Adipositas stresst den Körper
Die Entstehung einer Adipositas lost in verschiedene Geweben und Organen eine Stressreaktion aus: etwa in der Leber, im weissen Fettgewebe, im Gehirn und in der Bauchspeicheldrüse. Im Rahmen dieser Stressreaktion wird eine Stresskinase ASK1 (Apoptosis Signalregulating Kinase 1) aktiviert. Kinasen (Phosphotransferasen) sind eine grosse Familie von Enzymen, die auf und in Zellen an der Weiterleitung und Verstärkung von Signalen beteiligt sind. ASK1 «sammelt» also verschiedene Stresssignale in der Zelle, verstärkt diese und aktiviert dadurch andere Signalwege, wie beispielsweise eine Entzündungsreaktion. Diese Reaktionen tragen dann zur Entstehung der oben genannten Folgekrankheiten bei.

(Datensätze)

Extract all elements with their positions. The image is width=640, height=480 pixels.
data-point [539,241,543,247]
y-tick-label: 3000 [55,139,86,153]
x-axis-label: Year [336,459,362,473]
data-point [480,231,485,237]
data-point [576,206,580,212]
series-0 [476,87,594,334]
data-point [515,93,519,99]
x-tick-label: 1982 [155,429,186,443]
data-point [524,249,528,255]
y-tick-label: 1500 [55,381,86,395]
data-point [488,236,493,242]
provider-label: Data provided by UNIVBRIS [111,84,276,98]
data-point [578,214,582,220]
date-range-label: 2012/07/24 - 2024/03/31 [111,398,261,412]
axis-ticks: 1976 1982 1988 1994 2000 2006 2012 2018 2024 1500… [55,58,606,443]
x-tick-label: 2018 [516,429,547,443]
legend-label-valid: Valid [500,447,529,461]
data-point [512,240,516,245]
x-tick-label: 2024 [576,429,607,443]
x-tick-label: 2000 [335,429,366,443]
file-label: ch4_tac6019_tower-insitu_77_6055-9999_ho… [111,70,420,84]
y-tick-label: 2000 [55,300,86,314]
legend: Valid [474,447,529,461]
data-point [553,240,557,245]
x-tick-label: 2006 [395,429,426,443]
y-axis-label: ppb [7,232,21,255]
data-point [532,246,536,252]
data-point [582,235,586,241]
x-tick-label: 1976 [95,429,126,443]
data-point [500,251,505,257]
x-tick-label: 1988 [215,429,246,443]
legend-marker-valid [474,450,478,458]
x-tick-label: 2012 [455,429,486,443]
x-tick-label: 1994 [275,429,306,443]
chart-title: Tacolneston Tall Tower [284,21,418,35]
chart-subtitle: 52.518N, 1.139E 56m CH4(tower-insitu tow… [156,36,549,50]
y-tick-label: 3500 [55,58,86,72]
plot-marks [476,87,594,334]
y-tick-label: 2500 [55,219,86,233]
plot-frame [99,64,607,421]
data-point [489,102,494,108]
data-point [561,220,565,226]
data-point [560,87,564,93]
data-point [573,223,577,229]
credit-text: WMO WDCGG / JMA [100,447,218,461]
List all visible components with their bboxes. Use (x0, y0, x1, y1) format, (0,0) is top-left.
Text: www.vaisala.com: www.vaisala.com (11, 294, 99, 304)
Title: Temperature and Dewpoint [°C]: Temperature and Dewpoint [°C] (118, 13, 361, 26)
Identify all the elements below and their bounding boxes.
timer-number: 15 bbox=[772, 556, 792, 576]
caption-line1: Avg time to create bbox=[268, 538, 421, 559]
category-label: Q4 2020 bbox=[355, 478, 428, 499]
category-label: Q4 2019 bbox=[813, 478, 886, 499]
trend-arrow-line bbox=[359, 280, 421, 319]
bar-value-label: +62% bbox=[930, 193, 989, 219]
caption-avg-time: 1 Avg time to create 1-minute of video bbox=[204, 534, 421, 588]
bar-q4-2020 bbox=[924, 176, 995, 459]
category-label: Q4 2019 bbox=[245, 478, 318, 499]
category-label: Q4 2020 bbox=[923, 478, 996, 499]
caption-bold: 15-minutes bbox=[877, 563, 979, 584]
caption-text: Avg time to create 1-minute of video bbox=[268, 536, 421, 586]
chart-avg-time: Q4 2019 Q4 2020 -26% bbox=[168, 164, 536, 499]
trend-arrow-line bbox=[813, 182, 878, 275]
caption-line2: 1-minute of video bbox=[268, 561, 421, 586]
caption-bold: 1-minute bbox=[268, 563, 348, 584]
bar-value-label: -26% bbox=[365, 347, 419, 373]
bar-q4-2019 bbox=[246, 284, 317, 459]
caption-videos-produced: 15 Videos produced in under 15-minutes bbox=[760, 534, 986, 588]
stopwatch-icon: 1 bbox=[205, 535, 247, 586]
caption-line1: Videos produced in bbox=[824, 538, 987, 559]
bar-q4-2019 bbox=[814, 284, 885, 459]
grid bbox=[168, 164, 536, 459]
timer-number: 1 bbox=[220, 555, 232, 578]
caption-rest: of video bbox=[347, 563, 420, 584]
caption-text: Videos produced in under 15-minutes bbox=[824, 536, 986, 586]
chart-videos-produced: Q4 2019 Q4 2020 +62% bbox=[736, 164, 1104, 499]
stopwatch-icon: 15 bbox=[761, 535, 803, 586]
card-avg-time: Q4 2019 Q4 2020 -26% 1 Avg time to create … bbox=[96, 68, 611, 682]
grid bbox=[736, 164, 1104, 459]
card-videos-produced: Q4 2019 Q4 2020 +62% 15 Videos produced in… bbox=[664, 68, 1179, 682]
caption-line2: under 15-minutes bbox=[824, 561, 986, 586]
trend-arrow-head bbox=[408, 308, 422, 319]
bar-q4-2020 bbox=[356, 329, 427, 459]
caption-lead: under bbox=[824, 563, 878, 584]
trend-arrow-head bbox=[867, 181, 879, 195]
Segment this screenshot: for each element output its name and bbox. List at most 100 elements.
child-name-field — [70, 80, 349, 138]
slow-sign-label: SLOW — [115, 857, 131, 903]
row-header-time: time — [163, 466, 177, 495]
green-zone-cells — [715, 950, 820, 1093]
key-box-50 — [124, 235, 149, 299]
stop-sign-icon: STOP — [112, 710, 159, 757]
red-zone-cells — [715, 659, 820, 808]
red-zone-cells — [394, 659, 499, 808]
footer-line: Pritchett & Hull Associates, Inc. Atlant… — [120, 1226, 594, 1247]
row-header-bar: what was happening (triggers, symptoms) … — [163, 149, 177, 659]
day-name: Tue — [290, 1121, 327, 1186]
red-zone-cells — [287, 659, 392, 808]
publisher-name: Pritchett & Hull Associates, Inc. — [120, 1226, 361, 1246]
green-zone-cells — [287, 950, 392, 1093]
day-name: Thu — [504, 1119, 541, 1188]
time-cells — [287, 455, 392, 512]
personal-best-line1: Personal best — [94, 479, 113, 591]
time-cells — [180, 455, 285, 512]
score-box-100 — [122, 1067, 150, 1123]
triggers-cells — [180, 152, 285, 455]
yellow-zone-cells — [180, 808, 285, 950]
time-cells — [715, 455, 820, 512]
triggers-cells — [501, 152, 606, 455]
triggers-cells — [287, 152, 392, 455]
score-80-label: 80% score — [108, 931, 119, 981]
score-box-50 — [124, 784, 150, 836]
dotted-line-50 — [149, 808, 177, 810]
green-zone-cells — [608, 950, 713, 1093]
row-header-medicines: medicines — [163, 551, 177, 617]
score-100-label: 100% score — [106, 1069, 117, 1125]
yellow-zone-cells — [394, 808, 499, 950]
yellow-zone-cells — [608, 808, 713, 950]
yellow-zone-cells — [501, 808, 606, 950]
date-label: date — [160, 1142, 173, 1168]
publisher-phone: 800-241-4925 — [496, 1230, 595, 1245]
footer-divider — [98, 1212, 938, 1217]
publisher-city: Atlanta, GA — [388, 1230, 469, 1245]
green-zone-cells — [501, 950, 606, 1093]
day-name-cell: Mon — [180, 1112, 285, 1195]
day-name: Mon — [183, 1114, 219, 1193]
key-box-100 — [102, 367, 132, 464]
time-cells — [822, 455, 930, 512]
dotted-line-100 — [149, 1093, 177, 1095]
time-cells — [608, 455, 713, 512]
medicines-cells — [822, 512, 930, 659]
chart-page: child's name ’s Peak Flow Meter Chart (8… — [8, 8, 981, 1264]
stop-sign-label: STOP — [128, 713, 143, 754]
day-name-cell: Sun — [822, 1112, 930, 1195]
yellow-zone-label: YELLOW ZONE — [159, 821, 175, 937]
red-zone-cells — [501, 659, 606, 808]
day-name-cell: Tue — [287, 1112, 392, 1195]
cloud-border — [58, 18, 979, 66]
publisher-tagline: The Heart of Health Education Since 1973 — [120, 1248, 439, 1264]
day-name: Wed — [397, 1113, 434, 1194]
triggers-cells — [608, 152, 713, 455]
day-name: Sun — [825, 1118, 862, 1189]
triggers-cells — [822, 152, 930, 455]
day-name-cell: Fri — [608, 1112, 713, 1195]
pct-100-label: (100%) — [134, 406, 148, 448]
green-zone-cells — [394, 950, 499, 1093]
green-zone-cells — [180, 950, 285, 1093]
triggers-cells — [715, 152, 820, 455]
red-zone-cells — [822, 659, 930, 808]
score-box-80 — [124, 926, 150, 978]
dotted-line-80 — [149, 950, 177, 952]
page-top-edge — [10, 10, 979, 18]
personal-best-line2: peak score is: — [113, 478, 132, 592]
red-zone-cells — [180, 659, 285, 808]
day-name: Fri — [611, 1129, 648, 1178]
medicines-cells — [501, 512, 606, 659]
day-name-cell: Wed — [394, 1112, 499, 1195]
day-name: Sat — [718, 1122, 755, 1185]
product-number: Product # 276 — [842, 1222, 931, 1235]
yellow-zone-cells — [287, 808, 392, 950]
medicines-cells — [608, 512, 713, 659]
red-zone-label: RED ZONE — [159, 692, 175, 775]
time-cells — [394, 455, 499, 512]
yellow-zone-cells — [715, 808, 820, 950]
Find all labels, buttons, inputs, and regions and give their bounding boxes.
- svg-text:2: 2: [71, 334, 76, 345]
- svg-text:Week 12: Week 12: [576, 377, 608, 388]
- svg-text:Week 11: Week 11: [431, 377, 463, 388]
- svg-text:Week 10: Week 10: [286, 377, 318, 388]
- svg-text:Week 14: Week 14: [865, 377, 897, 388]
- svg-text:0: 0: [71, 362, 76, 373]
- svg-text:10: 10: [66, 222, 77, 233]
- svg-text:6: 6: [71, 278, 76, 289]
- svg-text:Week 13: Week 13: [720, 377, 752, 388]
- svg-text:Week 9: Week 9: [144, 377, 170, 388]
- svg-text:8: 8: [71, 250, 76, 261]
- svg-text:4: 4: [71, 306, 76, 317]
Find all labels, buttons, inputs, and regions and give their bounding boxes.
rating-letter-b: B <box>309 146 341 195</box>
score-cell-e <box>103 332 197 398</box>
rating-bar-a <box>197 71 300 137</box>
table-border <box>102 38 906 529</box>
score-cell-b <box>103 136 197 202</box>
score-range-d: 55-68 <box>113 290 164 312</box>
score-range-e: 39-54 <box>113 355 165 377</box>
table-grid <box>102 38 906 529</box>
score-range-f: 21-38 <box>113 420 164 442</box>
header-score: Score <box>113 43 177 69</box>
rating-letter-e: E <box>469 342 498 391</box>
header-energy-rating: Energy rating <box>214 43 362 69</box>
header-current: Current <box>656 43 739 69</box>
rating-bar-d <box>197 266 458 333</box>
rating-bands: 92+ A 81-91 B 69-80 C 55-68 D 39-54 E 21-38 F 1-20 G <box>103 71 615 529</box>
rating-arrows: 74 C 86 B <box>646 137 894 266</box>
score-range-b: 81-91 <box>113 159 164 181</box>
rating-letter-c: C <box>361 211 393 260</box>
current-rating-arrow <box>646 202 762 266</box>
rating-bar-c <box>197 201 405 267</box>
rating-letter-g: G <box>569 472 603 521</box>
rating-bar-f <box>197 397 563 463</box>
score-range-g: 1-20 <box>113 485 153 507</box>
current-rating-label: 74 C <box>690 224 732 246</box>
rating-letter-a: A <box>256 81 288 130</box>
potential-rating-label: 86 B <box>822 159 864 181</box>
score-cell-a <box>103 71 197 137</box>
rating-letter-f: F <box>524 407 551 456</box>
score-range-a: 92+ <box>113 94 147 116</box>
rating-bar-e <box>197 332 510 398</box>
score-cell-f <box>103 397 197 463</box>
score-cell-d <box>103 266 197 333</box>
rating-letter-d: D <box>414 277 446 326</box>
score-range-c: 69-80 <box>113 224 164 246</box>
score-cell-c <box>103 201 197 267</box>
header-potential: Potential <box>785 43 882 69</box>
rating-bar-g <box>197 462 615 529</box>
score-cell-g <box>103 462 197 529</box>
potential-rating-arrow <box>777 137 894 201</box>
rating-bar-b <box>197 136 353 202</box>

:: AUFGABENLISTE ::
[A] Welche Kinase wird laut dem Text über Adipositas im Rahmen der Stressreaktion aktiviert?
[B] Führen Sie den Text über die Stressreaktion bei Adipositas im Anschluss an seinen letzten Satz weiter.

:: ANTWORTEN ::
[A] Die Stresskinase ASK1 (Apoptosis Signalregulating Kinase 1).

[B]
Stresskinase schützt Mäuse vor Übergewicht
Im Rahmen der Adipositas wird ASK1 in der Leber aktiviert. Unsere Forschungsgruppe hat deshalb die Hypothese aufgestellt, dass eine verminderte Aktivierung von ASK1 die Leber vor einer Adipositas-bedingten Leberverfettung schützt. Um dies zu überprüfen, haben wir Mäuse gezüchtet, denen ASK1 – spezifisch in den Leberzellen – fehlt. Entgegen unserer Hypothese zeigten aber diese Mäuse eine vermehrte Adipositas-induzierte Leberverfettung gegenüber Mäusen mit normalem ASK1-Gehalt in den Leberzellen.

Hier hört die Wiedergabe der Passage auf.